## What you need to do:
What follows is a listing; give it again exactly, in its entirety.

start Data supplied

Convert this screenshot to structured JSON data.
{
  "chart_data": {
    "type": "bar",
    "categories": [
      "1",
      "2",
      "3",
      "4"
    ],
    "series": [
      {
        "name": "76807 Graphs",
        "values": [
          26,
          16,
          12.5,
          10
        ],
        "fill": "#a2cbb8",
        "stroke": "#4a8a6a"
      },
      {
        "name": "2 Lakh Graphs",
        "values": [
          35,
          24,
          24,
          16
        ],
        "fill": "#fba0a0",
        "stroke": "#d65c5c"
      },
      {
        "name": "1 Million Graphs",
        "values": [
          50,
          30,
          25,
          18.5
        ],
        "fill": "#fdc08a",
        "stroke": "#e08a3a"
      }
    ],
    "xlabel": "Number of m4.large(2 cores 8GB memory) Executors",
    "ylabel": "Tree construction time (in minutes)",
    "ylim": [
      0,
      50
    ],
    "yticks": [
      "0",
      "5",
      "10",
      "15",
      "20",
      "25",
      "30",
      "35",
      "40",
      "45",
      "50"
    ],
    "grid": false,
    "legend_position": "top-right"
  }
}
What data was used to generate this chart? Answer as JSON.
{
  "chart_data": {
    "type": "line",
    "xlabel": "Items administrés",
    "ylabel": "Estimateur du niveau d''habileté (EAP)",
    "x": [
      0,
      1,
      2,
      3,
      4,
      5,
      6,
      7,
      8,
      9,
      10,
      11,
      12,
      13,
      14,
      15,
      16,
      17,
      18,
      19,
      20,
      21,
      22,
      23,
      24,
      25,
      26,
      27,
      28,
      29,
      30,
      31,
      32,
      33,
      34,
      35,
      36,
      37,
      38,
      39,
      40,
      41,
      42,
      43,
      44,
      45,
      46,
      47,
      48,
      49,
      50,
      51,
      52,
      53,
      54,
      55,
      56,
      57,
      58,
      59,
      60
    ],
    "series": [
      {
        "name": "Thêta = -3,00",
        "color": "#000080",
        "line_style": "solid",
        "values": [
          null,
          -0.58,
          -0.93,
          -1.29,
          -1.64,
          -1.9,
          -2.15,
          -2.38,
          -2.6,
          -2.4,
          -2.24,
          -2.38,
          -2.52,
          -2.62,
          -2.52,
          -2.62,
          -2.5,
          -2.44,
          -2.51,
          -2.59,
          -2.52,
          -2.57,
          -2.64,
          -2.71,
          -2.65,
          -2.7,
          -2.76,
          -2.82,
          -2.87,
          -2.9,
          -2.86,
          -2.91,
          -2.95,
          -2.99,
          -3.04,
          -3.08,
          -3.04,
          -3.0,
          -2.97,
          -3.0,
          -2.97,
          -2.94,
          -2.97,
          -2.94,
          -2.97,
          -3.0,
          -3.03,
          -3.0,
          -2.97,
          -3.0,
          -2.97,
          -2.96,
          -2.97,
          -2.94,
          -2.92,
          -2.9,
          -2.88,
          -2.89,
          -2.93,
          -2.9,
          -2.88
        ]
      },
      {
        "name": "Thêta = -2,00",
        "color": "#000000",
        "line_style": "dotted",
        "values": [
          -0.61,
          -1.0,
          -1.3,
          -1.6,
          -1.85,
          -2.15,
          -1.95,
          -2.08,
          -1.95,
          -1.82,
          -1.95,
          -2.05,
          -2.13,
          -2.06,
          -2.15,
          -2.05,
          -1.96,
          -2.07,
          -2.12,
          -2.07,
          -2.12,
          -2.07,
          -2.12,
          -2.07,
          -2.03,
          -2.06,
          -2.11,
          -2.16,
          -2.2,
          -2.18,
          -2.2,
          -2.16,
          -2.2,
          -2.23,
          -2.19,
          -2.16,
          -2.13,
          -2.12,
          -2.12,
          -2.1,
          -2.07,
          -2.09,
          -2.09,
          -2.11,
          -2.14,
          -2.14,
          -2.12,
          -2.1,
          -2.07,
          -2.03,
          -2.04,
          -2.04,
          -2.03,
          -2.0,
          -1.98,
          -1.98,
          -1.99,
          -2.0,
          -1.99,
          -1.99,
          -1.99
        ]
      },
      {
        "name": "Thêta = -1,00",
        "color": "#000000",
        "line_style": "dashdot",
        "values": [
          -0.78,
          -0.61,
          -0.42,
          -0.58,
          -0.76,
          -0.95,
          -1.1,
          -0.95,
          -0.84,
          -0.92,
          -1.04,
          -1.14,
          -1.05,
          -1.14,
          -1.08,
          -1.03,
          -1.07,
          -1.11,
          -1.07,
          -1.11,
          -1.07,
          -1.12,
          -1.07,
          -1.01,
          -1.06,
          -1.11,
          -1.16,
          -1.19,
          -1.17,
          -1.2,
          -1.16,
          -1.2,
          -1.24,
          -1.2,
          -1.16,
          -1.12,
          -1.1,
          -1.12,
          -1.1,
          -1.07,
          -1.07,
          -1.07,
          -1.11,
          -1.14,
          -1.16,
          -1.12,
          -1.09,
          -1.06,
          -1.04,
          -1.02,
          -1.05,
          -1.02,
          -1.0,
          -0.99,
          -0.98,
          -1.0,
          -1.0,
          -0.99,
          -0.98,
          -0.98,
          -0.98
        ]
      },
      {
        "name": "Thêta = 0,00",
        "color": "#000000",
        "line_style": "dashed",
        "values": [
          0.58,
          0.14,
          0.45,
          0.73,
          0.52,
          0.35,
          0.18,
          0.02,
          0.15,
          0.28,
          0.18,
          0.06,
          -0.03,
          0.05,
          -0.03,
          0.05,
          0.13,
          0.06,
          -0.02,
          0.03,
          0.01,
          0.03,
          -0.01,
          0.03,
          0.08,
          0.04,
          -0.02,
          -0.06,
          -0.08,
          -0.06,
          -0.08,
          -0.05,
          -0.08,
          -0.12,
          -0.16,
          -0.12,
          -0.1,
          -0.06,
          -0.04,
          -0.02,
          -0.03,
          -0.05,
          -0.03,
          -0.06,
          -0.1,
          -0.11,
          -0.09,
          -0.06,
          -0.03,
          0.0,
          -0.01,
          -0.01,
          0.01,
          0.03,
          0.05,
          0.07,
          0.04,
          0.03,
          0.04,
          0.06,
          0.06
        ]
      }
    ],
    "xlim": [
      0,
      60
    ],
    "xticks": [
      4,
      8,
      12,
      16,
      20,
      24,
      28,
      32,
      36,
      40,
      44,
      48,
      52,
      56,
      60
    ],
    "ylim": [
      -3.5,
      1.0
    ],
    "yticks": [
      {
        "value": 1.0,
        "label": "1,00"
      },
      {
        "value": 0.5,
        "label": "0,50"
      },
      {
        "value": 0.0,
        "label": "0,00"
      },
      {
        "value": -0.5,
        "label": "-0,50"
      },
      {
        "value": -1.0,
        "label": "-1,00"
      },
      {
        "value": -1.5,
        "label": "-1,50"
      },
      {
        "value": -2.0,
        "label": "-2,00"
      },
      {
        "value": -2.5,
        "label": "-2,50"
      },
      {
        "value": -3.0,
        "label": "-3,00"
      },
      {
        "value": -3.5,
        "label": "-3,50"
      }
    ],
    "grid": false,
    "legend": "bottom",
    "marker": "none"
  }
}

end Data supplied

## Task solution:
Convert this screenshot to structured JSON data.
{
  "chart_data": {
    "type": "bar",
    "categories": [
      "1",
      "2",
      "3",
      "4"
    ],
    "series": [
      {
        "name": "76807 Graphs",
        "values": [
          26,
          16,
          12.5,
          10
        ],
        "fill": "#a2cbb8",
        "stroke": "#4a8a6a"
      },
      {
        "name": "2 Lakh Graphs",
        "values": [
          35,
          24,
          24,
          16
        ],
        "fill": "#fba0a0",
        "stroke": "#d65c5c"
      },
      {
        "name": "1 Million Graphs",
        "values": [
          50,
          30,
          25,
          18.5
        ],
        "fill": "#fdc08a",
        "stroke": "#e08a3a"
      }
    ],
    "xlabel": "Number of m4.large(2 cores 8GB memory) Executors",
    "ylabel": "Tree construction time (in minutes)",
    "ylim": [
      0,
      50
    ],
    "yticks": [
      "0",
      "5",
      "10",
      "15",
      "20",
      "25",
      "30",
      "35",
      "40",
      "45",
      "50"
    ],
    "grid": false,
    "legend_position": "top-right"
  }
}
What data was used to generate this chart? Answer as JSON.
{
  "chart_data": {
    "type": "line",
    "xlabel": "Items administrés",
    "ylabel": "Estimateur du niveau d''habileté (EAP)",
    "x": [
      0,
      1,
      2,
      3,
      4,
      5,
      6,
      7,
      8,
      9,
      10,
      11,
      12,
      13,
      14,
      15,
      16,
      17,
      18,
      19,
      20,
      21,
      22,
      23,
      24,
      25,
      26,
      27,
      28,
      29,
      30,
      31,
      32,
      33,
      34,
      35,
      36,
      37,
      38,
      39,
      40,
      41,
      42,
      43,
      44,
      45,
      46,
      47,
      48,
      49,
      50,
      51,
      52,
      53,
      54,
      55,
      56,
      57,
      58,
      59,
      60
    ],
    "series": [
      {
        "name": "Thêta = -3,00",
        "color": "#000080",
        "line_style": "solid",
        "values": [
          null,
          -0.58,
          -0.93,
          -1.29,
          -1.64,
          -1.9,
          -2.15,
          -2.38,
          -2.6,
          -2.4,
          -2.24,
          -2.38,
          -2.52,
          -2.62,
          -2.52,
          -2.62,
          -2.5,
          -2.44,
          -2.51,
          -2.59,
          -2.52,
          -2.57,
          -2.64,
          -2.71,
          -2.65,
          -2.7,
          -2.76,
          -2.82,
          -2.87,
          -2.9,
          -2.86,
          -2.91,
          -2.95,
          -2.99,
          -3.04,
          -3.08,
          -3.04,
          -3.0,
          -2.97,
          -3.0,
          -2.97,
          -2.94,
          -2.97,
          -2.94,
          -2.97,
          -3.0,
          -3.03,
          -3.0,
          -2.97,
          -3.0,
          -2.97,
          -2.96,
          -2.97,
          -2.94,
          -2.92,
          -2.9,
          -2.88,
          -2.89,
          -2.93,
          -2.9,
          -2.88
        ]
      },
      {
        "name": "Thêta = -2,00",
        "color": "#000000",
        "line_style": "dotted",
        "values": [
          -0.61,
          -1.0,
          -1.3,
          -1.6,
          -1.85,
          -2.15,
          -1.95,
          -2.08,
          -1.95,
          -1.82,
          -1.95,
          -2.05,
          -2.13,
          -2.06,
          -2.15,
          -2.05,
          -1.96,
          -2.07,
          -2.12,
          -2.07,
          -2.12,
          -2.07,
          -2.12,
          -2.07,
          -2.03,
          -2.06,
          -2.11,
          -2.16,
          -2.2,
          -2.18,
          -2.2,
          -2.16,
          -2.2,
          -2.23,
          -2.19,
          -2.16,
          -2.13,
          -2.12,
          -2.12,
          -2.1,
          -2.07,
          -2.09,
          -2.09,
          -2.11,
          -2.14,
          -2.14,
          -2.12,
          -2.1,
          -2.07,
          -2.03,
          -2.04,
          -2.04,
          -2.03,
          -2.0,
          -1.98,
          -1.98,
          -1.99,
          -2.0,
          -1.99,
          -1.99,
          -1.99
        ]
      },
      {
        "name": "Thêta = -1,00",
        "color": "#000000",
        "line_style": "dashdot",
        "values": [
          -0.78,
          -0.61,
          -0.42,
          -0.58,
          -0.76,
          -0.95,
          -1.1,
          -0.95,
          -0.84,
          -0.92,
          -1.04,
          -1.14,
          -1.05,
          -1.14,
          -1.08,
          -1.03,
          -1.07,
          -1.11,
          -1.07,
          -1.11,
          -1.07,
          -1.12,
          -1.07,
          -1.01,
          -1.06,
          -1.11,
          -1.16,
          -1.19,
          -1.17,
          -1.2,
          -1.16,
          -1.2,
          -1.24,
          -1.2,
          -1.16,
          -1.12,
          -1.1,
          -1.12,
          -1.1,
          -1.07,
          -1.07,
          -1.07,
          -1.11,
          -1.14,
          -1.16,
          -1.12,
          -1.09,
          -1.06,
          -1.04,
          -1.02,
          -1.05,
          -1.02,
          -1.0,
          -0.99,
          -0.98,
          -1.0,
          -1.0,
          -0.99,
          -0.98,
          -0.98,
          -0.98
        ]
      },
      {
        "name": "Thêta = 0,00",
        "color": "#000000",
        "line_style": "dashed",
        "values": [
          0.58,
          0.14,
          0.45,
          0.73,
          0.52,
          0.35,
          0.18,
          0.02,
          0.15,
          0.28,
          0.18,
          0.06,
          -0.03,
          0.05,
          -0.03,
          0.05,
          0.13,
          0.06,
          -0.02,
          0.03,
          0.01,
          0.03,
          -0.01,
          0.03,
          0.08,
          0.04,
          -0.02,
          -0.06,
          -0.08,
          -0.06,
          -0.08,
          -0.05,
          -0.08,
          -0.12,
          -0.16,
          -0.12,
          -0.1,
          -0.06,
          -0.04,
          -0.02,
          -0.03,
          -0.05,
          -0.03,
          -0.06,
          -0.1,
          -0.11,
          -0.09,
          -0.06,
          -0.03,
          0.0,
          -0.01,
          -0.01,
          0.01,
          0.03,
          0.05,
          0.07,
          0.04,
          0.03,
          0.04,
          0.06,
          0.06
        ]
      }
    ],
    "xlim": [
      0,
      60
    ],
    "xticks": [
      4,
      8,
      12,
      16,
      20,
      24,
      28,
      32,
      36,
      40,
      44,
      48,
      52,
      56,
      60
    ],
    "ylim": [
      -3.5,
      1.0
    ],
    "yticks": [
      {
        "value": 1.0,
        "label": "1,00"
      },
      {
        "value": 0.5,
        "label": "0,50"
      },
      {
        "value": 0.0,
        "label": "0,00"
      },
      {
        "value": -0.5,
        "label": "-0,50"
      },
      {
        "value": -1.0,
        "label": "-1,00"
      },
      {
        "value": -1.5,
        "label": "-1,50"
      },
      {
        "value": -2.0,
        "label": "-2,00"
      },
      {
        "value": -2.5,
        "label": "-2,50"
      },
      {
        "value": -3.0,
        "label": "-3,00"
      },
      {
        "value": -3.5,
        "label": "-3,50"
      }
    ],
    "grid": false,
    "legend": "bottom",
    "marker": "none"
  }
}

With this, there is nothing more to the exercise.